+++ Provided data

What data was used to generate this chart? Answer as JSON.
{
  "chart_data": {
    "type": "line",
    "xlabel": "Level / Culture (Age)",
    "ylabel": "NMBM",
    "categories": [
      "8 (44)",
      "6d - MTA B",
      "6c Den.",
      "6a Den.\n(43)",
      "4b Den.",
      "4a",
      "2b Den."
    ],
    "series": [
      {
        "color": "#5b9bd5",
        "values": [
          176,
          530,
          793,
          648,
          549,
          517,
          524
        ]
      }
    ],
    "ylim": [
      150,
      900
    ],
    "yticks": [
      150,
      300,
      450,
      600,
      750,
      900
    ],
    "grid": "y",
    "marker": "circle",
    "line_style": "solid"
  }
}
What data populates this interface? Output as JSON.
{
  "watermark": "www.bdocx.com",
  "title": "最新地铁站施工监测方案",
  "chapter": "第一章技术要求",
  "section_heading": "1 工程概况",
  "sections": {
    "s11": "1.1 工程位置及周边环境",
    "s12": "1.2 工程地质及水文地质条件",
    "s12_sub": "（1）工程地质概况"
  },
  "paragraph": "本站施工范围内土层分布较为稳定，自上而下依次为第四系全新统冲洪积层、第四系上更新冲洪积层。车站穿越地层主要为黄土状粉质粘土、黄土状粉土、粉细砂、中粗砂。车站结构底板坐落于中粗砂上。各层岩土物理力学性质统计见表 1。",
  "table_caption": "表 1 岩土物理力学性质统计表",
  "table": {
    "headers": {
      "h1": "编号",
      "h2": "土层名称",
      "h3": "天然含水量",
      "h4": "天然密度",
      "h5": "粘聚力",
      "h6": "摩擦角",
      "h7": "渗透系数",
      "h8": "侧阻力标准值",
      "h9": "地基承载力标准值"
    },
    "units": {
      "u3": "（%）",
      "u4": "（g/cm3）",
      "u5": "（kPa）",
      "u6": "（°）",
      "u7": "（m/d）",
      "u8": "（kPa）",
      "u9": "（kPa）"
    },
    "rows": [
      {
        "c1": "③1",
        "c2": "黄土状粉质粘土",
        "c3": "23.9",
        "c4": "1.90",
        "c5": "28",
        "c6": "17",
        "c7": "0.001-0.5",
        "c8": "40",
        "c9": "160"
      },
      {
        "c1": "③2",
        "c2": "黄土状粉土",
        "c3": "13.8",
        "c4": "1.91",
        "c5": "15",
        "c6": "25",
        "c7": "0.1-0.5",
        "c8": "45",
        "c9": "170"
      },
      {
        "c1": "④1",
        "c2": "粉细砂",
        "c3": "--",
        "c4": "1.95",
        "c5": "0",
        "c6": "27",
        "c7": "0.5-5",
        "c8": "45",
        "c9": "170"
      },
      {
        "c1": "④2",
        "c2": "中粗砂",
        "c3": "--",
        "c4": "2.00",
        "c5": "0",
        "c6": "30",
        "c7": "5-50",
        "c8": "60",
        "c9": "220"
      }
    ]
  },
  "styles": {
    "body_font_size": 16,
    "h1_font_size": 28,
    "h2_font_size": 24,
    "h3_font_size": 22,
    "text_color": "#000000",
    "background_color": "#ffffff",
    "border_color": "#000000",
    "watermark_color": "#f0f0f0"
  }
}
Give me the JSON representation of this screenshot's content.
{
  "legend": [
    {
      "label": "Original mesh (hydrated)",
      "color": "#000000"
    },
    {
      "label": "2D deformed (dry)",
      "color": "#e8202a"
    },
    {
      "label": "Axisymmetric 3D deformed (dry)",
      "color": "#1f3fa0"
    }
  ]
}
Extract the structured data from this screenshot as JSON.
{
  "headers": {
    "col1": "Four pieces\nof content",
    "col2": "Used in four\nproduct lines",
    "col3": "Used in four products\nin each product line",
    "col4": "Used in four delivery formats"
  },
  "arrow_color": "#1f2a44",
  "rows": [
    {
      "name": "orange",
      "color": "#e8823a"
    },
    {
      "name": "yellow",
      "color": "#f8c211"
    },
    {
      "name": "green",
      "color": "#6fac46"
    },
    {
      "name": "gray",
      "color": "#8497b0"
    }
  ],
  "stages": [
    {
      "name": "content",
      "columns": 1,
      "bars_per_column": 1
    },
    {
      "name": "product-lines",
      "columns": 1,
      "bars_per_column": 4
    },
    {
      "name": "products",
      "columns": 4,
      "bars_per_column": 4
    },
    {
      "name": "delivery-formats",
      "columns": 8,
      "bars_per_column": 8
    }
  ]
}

++++++

Pick out the lines containing the word "columns" and show them.

_Task output_
      "columns": 1,
      "columns": 1,
      "columns": 4,
      "columns": 8,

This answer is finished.